## Stored rows
■ ■ ■ ■ ■
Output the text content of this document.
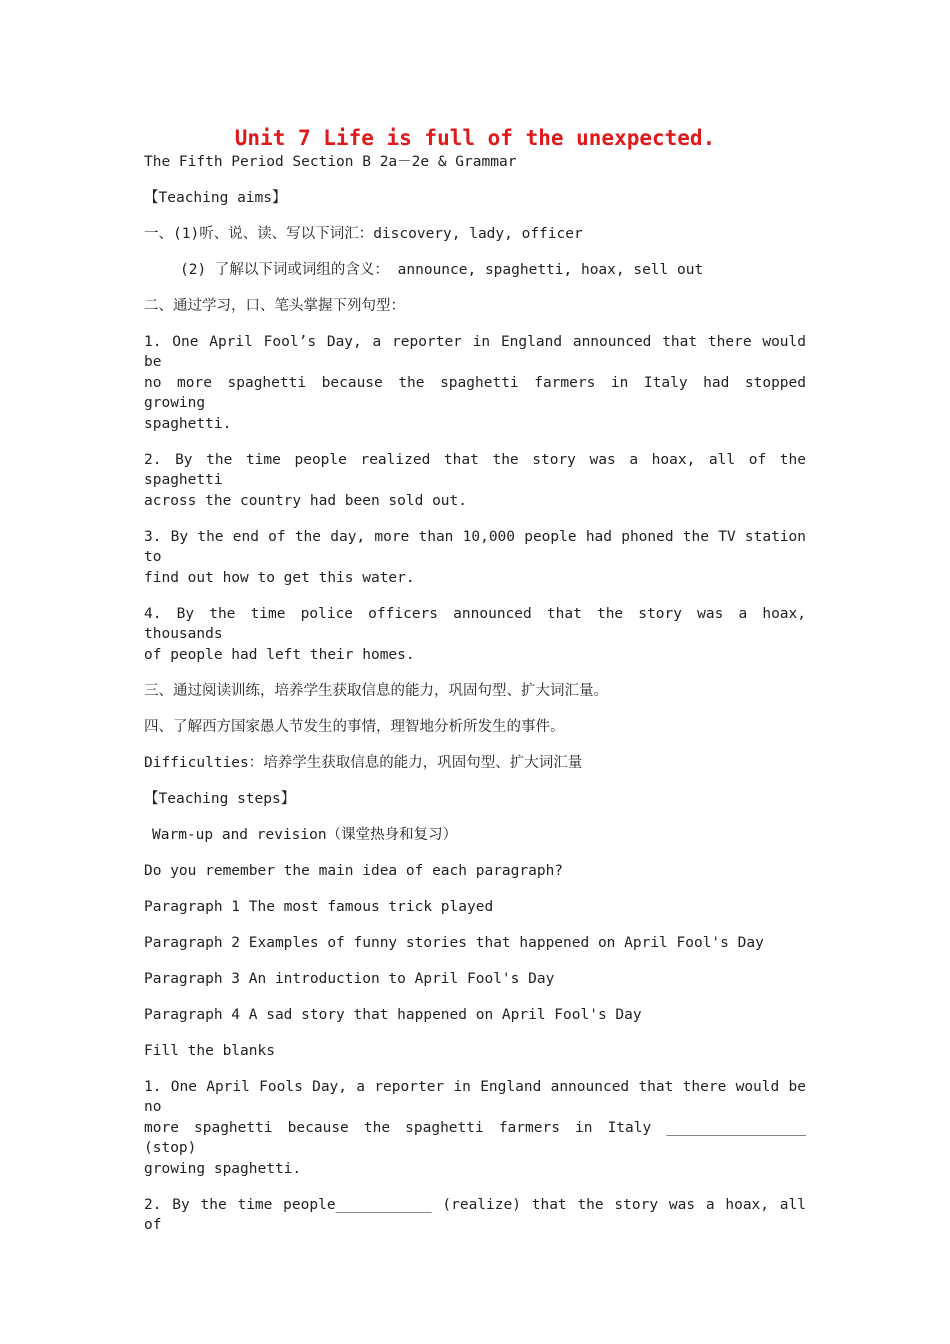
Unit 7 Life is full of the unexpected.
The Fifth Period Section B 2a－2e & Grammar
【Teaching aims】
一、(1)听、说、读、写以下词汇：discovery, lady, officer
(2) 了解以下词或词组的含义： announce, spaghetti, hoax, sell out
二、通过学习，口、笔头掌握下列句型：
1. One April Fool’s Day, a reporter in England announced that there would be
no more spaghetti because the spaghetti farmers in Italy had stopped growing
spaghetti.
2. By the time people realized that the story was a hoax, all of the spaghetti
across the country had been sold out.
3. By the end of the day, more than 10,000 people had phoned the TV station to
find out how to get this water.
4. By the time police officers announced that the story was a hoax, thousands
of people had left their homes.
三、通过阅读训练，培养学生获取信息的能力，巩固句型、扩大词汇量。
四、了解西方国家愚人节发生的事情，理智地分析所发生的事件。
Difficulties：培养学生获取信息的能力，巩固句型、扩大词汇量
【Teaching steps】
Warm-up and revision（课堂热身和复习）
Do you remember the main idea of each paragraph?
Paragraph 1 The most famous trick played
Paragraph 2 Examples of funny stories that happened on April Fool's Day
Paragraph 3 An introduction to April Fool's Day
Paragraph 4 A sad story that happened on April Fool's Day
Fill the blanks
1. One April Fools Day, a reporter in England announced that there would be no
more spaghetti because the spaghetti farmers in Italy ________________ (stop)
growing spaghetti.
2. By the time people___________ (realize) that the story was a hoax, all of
■ ■ ■ ■ ■
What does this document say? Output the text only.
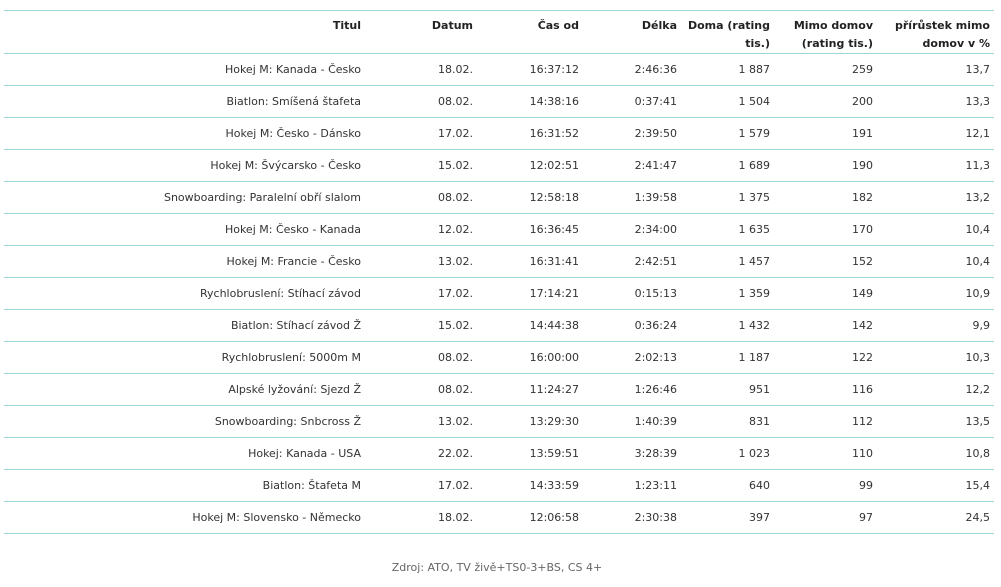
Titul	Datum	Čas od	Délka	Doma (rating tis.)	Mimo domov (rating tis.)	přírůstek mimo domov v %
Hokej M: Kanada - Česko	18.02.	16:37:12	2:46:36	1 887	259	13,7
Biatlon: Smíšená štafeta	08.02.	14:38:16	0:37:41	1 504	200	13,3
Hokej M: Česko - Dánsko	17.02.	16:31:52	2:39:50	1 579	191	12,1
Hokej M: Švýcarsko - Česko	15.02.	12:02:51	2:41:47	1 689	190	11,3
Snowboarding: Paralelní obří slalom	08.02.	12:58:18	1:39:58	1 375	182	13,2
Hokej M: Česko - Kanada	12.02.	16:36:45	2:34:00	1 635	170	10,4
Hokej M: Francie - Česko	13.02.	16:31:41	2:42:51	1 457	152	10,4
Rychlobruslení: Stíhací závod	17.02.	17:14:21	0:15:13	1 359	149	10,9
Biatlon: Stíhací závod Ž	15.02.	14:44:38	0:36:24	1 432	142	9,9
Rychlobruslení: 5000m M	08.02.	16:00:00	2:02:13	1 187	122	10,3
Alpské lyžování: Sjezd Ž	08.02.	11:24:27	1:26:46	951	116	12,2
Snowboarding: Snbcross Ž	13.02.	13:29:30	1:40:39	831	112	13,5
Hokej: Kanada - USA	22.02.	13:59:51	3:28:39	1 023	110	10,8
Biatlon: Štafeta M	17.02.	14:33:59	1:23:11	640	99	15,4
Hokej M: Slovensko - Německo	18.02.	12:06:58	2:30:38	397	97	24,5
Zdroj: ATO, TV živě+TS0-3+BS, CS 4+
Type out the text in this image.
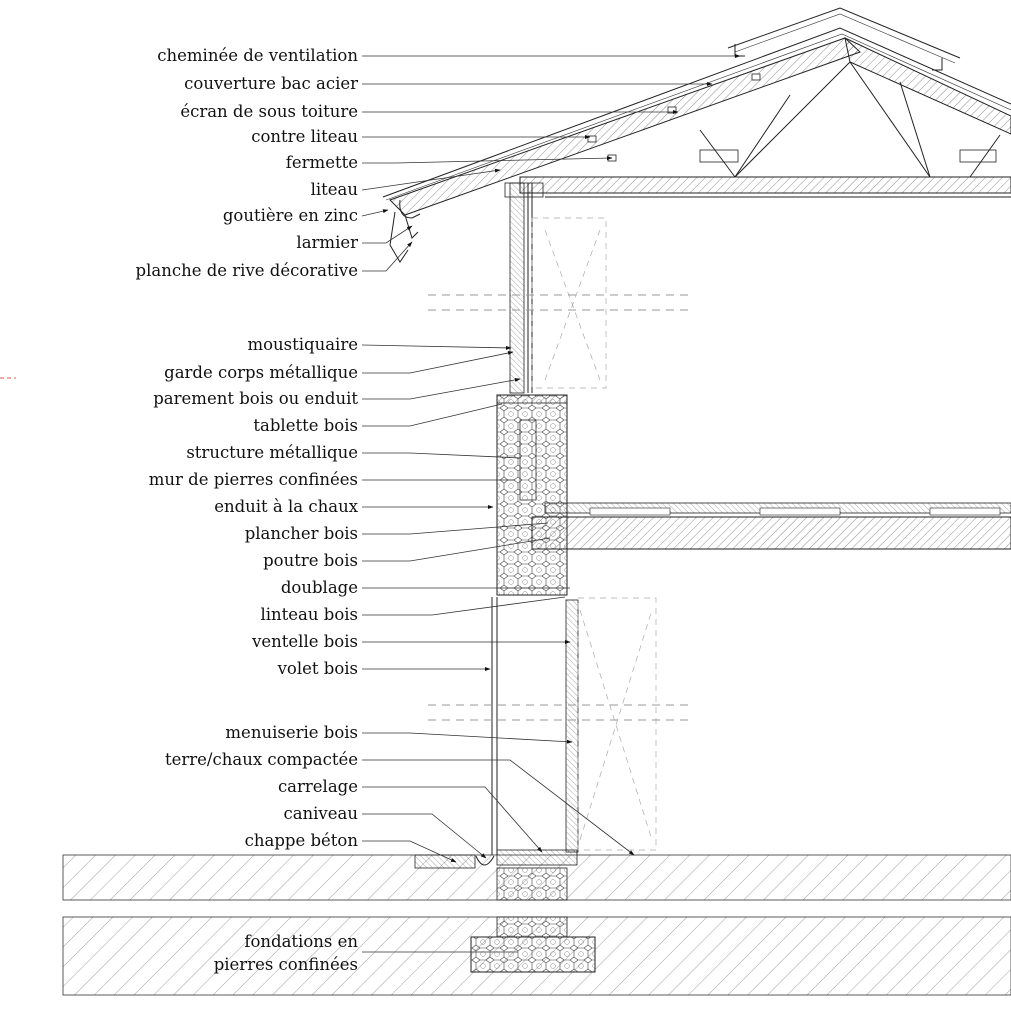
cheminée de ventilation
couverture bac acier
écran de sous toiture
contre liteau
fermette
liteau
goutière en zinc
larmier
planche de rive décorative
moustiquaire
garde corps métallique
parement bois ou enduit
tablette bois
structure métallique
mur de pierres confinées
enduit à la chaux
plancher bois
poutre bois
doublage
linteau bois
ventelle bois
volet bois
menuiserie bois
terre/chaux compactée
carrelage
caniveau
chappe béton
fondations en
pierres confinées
■ ■ ■ ■ ■
## What you should do
Look through the entries above and list every line containing "pierres".

## Completed exercise
mur de pierres confinées
pierres confinées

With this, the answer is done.